• **Entries shown**:
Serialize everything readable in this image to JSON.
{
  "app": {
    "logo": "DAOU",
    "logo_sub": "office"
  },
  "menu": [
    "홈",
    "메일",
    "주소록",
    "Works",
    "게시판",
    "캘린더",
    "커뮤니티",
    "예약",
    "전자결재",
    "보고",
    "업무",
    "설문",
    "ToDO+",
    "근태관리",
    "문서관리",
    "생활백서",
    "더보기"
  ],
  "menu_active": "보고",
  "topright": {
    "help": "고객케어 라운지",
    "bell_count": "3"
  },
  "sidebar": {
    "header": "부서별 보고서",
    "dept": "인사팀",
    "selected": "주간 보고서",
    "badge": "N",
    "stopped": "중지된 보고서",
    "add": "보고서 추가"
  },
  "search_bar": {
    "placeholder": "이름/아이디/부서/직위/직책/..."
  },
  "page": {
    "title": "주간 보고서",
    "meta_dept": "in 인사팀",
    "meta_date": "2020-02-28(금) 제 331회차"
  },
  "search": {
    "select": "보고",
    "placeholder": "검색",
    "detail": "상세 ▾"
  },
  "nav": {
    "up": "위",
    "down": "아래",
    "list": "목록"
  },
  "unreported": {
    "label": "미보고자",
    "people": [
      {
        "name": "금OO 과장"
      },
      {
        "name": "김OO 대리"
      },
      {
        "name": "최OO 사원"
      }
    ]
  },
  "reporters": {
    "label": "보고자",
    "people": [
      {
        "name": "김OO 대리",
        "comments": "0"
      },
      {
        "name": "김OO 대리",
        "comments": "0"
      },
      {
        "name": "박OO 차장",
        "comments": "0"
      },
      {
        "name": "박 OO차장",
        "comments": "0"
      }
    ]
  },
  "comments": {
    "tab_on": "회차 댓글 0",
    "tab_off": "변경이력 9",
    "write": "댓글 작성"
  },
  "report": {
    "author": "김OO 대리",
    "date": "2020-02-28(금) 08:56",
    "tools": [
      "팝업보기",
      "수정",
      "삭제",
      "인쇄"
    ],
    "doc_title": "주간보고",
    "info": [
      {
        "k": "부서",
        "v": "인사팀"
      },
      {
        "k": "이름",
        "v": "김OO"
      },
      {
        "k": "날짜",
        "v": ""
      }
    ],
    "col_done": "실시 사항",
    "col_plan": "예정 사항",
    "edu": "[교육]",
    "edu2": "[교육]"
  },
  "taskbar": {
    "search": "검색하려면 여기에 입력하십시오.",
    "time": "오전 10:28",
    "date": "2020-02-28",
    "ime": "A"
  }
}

• **Exercise details**:
Return each entry from the material above exactly as it appears.

• **Result of the task**:
Serialize everything readable in this image to JSON.
{
  "app": {
    "logo": "DAOU",
    "logo_sub": "office"
  },
  "menu": [
    "홈",
    "메일",
    "주소록",
    "Works",
    "게시판",
    "캘린더",
    "커뮤니티",
    "예약",
    "전자결재",
    "보고",
    "업무",
    "설문",
    "ToDO+",
    "근태관리",
    "문서관리",
    "생활백서",
    "더보기"
  ],
  "menu_active": "보고",
  "topright": {
    "help": "고객케어 라운지",
    "bell_count": "3"
  },
  "sidebar": {
    "header": "부서별 보고서",
    "dept": "인사팀",
    "selected": "주간 보고서",
    "badge": "N",
    "stopped": "중지된 보고서",
    "add": "보고서 추가"
  },
  "search_bar": {
    "placeholder": "이름/아이디/부서/직위/직책/..."
  },
  "page": {
    "title": "주간 보고서",
    "meta_dept": "in 인사팀",
    "meta_date": "2020-02-28(금) 제 331회차"
  },
  "search": {
    "select": "보고",
    "placeholder": "검색",
    "detail": "상세 ▾"
  },
  "nav": {
    "up": "위",
    "down": "아래",
    "list": "목록"
  },
  "unreported": {
    "label": "미보고자",
    "people": [
      {
        "name": "금OO 과장"
      },
      {
        "name": "김OO 대리"
      },
      {
        "name": "최OO 사원"
      }
    ]
  },
  "reporters": {
    "label": "보고자",
    "people": [
      {
        "name": "김OO 대리",
        "comments": "0"
      },
      {
        "name": "김OO 대리",
        "comments": "0"
      },
      {
        "name": "박OO 차장",
        "comments": "0"
      },
      {
        "name": "박 OO차장",
        "comments": "0"
      }
    ]
  },
  "comments": {
    "tab_on": "회차 댓글 0",
    "tab_off": "변경이력 9",
    "write": "댓글 작성"
  },
  "report": {
    "author": "김OO 대리",
    "date": "2020-02-28(금) 08:56",
    "tools": [
      "팝업보기",
      "수정",
      "삭제",
      "인쇄"
    ],
    "doc_title": "주간보고",
    "info": [
      {
        "k": "부서",
        "v": "인사팀"
      },
      {
        "k": "이름",
        "v": "김OO"
      },
      {
        "k": "날짜",
        "v": ""
      }
    ],
    "col_done": "실시 사항",
    "col_plan": "예정 사항",
    "edu": "[교육]",
    "edu2": "[교육]"
  },
  "taskbar": {
    "search": "검색하려면 여기에 입력하십시오.",
    "time": "오전 10:28",
    "date": "2020-02-28",
    "ime": "A"
  }
}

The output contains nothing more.